** AIM **
Copy all of the data below line for line, changing nothing.

--- start PROVIDED INFORMATION ---

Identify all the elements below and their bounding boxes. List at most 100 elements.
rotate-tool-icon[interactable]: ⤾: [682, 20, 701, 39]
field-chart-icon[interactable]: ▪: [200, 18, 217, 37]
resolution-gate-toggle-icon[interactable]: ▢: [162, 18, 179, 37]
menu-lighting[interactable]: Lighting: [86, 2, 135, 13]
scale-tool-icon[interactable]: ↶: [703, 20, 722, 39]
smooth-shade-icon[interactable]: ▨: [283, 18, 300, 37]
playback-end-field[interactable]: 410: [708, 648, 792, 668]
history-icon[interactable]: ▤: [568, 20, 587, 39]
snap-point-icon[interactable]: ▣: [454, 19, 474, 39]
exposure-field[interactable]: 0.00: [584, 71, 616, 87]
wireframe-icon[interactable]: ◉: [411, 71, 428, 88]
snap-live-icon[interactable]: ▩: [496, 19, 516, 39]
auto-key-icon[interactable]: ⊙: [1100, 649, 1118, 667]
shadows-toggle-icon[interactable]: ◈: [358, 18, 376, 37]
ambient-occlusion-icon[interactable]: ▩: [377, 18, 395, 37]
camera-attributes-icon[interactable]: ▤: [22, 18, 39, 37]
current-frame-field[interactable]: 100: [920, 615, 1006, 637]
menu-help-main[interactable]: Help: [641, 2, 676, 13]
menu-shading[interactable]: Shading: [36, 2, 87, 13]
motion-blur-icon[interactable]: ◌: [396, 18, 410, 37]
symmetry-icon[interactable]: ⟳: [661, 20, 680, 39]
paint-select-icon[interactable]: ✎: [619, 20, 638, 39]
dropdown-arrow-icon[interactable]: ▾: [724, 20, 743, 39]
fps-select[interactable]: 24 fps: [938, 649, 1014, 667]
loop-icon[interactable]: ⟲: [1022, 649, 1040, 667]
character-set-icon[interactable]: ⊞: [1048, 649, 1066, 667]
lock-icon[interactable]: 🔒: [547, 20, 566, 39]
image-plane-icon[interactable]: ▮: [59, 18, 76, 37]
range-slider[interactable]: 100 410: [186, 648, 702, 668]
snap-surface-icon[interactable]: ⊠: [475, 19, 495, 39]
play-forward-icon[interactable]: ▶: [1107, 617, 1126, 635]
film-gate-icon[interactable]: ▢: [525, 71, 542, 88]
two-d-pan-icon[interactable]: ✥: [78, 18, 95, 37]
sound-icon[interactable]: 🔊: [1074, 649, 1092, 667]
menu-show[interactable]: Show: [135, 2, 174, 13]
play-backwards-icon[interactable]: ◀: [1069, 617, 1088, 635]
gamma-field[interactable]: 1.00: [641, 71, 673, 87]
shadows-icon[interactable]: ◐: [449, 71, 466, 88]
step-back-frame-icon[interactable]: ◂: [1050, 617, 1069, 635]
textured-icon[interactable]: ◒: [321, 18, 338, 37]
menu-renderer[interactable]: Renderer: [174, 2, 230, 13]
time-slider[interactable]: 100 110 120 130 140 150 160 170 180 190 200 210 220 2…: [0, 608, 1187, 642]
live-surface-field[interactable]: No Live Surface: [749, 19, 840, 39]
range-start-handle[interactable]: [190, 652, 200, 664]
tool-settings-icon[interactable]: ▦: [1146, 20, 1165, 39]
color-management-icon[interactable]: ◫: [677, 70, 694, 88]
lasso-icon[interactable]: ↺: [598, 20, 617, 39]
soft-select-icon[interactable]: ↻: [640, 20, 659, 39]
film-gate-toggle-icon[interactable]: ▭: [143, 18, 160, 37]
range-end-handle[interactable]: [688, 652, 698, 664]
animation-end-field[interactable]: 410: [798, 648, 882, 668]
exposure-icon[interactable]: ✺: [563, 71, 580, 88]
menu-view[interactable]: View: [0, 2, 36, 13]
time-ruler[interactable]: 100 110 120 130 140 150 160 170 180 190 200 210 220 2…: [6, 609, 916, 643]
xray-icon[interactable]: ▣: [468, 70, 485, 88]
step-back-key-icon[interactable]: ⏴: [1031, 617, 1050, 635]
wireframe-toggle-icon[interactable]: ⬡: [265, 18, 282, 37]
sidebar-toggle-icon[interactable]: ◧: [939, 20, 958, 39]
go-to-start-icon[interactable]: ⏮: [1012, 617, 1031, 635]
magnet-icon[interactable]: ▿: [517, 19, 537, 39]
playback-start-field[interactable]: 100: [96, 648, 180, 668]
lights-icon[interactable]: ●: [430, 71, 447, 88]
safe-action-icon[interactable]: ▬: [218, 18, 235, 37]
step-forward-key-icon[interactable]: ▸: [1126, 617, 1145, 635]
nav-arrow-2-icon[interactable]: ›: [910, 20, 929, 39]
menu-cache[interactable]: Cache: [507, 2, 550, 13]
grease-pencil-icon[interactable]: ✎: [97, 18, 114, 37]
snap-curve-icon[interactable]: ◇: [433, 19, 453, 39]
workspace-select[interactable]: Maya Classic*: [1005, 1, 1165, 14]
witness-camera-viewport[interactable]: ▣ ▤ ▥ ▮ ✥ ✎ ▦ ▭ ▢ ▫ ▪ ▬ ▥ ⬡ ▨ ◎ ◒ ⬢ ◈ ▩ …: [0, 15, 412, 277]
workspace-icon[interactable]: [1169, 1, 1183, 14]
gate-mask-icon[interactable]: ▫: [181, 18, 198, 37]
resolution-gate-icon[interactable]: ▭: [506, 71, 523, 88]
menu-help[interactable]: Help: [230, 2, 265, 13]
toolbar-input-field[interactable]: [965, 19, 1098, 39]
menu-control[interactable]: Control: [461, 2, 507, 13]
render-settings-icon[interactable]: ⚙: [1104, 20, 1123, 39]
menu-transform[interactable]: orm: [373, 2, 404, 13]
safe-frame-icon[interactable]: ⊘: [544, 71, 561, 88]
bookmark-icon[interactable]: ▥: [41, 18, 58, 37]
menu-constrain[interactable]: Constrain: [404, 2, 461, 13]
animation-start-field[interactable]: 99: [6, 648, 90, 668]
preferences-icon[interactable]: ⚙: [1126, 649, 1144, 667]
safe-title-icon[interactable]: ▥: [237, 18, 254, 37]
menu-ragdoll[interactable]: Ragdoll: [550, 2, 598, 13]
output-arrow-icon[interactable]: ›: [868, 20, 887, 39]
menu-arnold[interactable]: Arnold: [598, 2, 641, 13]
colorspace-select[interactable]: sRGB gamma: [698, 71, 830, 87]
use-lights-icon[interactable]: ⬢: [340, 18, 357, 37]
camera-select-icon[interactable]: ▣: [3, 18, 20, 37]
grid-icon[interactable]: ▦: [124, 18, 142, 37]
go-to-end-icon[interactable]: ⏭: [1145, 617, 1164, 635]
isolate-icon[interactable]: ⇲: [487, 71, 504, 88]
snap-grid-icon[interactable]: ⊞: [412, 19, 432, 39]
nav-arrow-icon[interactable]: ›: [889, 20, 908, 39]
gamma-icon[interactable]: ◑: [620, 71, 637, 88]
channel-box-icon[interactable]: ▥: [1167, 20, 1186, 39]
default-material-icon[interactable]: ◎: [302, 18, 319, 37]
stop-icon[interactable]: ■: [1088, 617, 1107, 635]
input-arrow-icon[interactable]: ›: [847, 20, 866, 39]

--- end PROVIDED INFORMATION ---

** FINISHED EXERCISE **
Identify all the elements below and their bounding boxes. List at most 100 elements.
rotate-tool-icon[interactable]: ⤾: [682, 20, 701, 39]
field-chart-icon[interactable]: ▪: [200, 18, 217, 37]
resolution-gate-toggle-icon[interactable]: ▢: [162, 18, 179, 37]
menu-lighting[interactable]: Lighting: [86, 2, 135, 13]
scale-tool-icon[interactable]: ↶: [703, 20, 722, 39]
smooth-shade-icon[interactable]: ▨: [283, 18, 300, 37]
playback-end-field[interactable]: 410: [708, 648, 792, 668]
history-icon[interactable]: ▤: [568, 20, 587, 39]
snap-point-icon[interactable]: ▣: [454, 19, 474, 39]
exposure-field[interactable]: 0.00: [584, 71, 616, 87]
wireframe-icon[interactable]: ◉: [411, 71, 428, 88]
snap-live-icon[interactable]: ▩: [496, 19, 516, 39]
auto-key-icon[interactable]: ⊙: [1100, 649, 1118, 667]
shadows-toggle-icon[interactable]: ◈: [358, 18, 376, 37]
ambient-occlusion-icon[interactable]: ▩: [377, 18, 395, 37]
camera-attributes-icon[interactable]: ▤: [22, 18, 39, 37]
current-frame-field[interactable]: 100: [920, 615, 1006, 637]
menu-help-main[interactable]: Help: [641, 2, 676, 13]
menu-shading[interactable]: Shading: [36, 2, 87, 13]
motion-blur-icon[interactable]: ◌: [396, 18, 410, 37]
symmetry-icon[interactable]: ⟳: [661, 20, 680, 39]
paint-select-icon[interactable]: ✎: [619, 20, 638, 39]
dropdown-arrow-icon[interactable]: ▾: [724, 20, 743, 39]
fps-select[interactable]: 24 fps: [938, 649, 1014, 667]
loop-icon[interactable]: ⟲: [1022, 649, 1040, 667]
character-set-icon[interactable]: ⊞: [1048, 649, 1066, 667]
lock-icon[interactable]: 🔒: [547, 20, 566, 39]
image-plane-icon[interactable]: ▮: [59, 18, 76, 37]
range-slider[interactable]: 100 410: [186, 648, 702, 668]
snap-surface-icon[interactable]: ⊠: [475, 19, 495, 39]
play-forward-icon[interactable]: ▶: [1107, 617, 1126, 635]
film-gate-icon[interactable]: ▢: [525, 71, 542, 88]
two-d-pan-icon[interactable]: ✥: [78, 18, 95, 37]
sound-icon[interactable]: 🔊: [1074, 649, 1092, 667]
menu-show[interactable]: Show: [135, 2, 174, 13]
play-backwards-icon[interactable]: ◀: [1069, 617, 1088, 635]
gamma-field[interactable]: 1.00: [641, 71, 673, 87]
shadows-icon[interactable]: ◐: [449, 71, 466, 88]
step-back-frame-icon[interactable]: ◂: [1050, 617, 1069, 635]
textured-icon[interactable]: ◒: [321, 18, 338, 37]
menu-renderer[interactable]: Renderer: [174, 2, 230, 13]
time-slider[interactable]: 100 110 120 130 140 150 160 170 180 190 200 210 220 2…: [0, 608, 1187, 642]
live-surface-field[interactable]: No Live Surface: [749, 19, 840, 39]
range-start-handle[interactable]: [190, 652, 200, 664]
tool-settings-icon[interactable]: ▦: [1146, 20, 1165, 39]
color-management-icon[interactable]: ◫: [677, 70, 694, 88]
lasso-icon[interactable]: ↺: [598, 20, 617, 39]
soft-select-icon[interactable]: ↻: [640, 20, 659, 39]
film-gate-toggle-icon[interactable]: ▭: [143, 18, 160, 37]
range-end-handle[interactable]: [688, 652, 698, 664]
animation-end-field[interactable]: 410: [798, 648, 882, 668]
exposure-icon[interactable]: ✺: [563, 71, 580, 88]
menu-view[interactable]: View: [0, 2, 36, 13]
time-ruler[interactable]: 100 110 120 130 140 150 160 170 180 190 200 210 220 2…: [6, 609, 916, 643]
xray-icon[interactable]: ▣: [468, 70, 485, 88]
step-back-key-icon[interactable]: ⏴: [1031, 617, 1050, 635]
wireframe-toggle-icon[interactable]: ⬡: [265, 18, 282, 37]
sidebar-toggle-icon[interactable]: ◧: [939, 20, 958, 39]
go-to-start-icon[interactable]: ⏮: [1012, 617, 1031, 635]
magnet-icon[interactable]: ▿: [517, 19, 537, 39]
playback-start-field[interactable]: 100: [96, 648, 180, 668]
lights-icon[interactable]: ●: [430, 71, 447, 88]
safe-action-icon[interactable]: ▬: [218, 18, 235, 37]
step-forward-key-icon[interactable]: ▸: [1126, 617, 1145, 635]
nav-arrow-2-icon[interactable]: ›: [910, 20, 929, 39]
menu-cache[interactable]: Cache: [507, 2, 550, 13]
grease-pencil-icon[interactable]: ✎: [97, 18, 114, 37]
snap-curve-icon[interactable]: ◇: [433, 19, 453, 39]
workspace-select[interactable]: Maya Classic*: [1005, 1, 1165, 14]
witness-camera-viewport[interactable]: ▣ ▤ ▥ ▮ ✥ ✎ ▦ ▭ ▢ ▫ ▪ ▬ ▥ ⬡ ▨ ◎ ◒ ⬢ ◈ ▩ …: [0, 15, 412, 277]
workspace-icon[interactable]: [1169, 1, 1183, 14]
gate-mask-icon[interactable]: ▫: [181, 18, 198, 37]
resolution-gate-icon[interactable]: ▭: [506, 71, 523, 88]
menu-help[interactable]: Help: [230, 2, 265, 13]
toolbar-input-field[interactable]: [965, 19, 1098, 39]
menu-control[interactable]: Control: [461, 2, 507, 13]
render-settings-icon[interactable]: ⚙: [1104, 20, 1123, 39]
menu-transform[interactable]: orm: [373, 2, 404, 13]
safe-frame-icon[interactable]: ⊘: [544, 71, 561, 88]
bookmark-icon[interactable]: ▥: [41, 18, 58, 37]
menu-constrain[interactable]: Constrain: [404, 2, 461, 13]
animation-start-field[interactable]: 99: [6, 648, 90, 668]
preferences-icon[interactable]: ⚙: [1126, 649, 1144, 667]
safe-title-icon[interactable]: ▥: [237, 18, 254, 37]
menu-ragdoll[interactable]: Ragdoll: [550, 2, 598, 13]
output-arrow-icon[interactable]: ›: [868, 20, 887, 39]
menu-arnold[interactable]: Arnold: [598, 2, 641, 13]
colorspace-select[interactable]: sRGB gamma: [698, 71, 830, 87]
use-lights-icon[interactable]: ⬢: [340, 18, 357, 37]
camera-select-icon[interactable]: ▣: [3, 18, 20, 37]
grid-icon[interactable]: ▦: [124, 18, 142, 37]
go-to-end-icon[interactable]: ⏭: [1145, 617, 1164, 635]
isolate-icon[interactable]: ⇲: [487, 71, 504, 88]
snap-grid-icon[interactable]: ⊞: [412, 19, 432, 39]
nav-arrow-icon[interactable]: ›: [889, 20, 908, 39]
gamma-icon[interactable]: ◑: [620, 71, 637, 88]
channel-box-icon[interactable]: ▥: [1167, 20, 1186, 39]
default-material-icon[interactable]: ◎: [302, 18, 319, 37]
stop-icon[interactable]: ■: [1088, 617, 1107, 635]
input-arrow-icon[interactable]: ›: [847, 20, 866, 39]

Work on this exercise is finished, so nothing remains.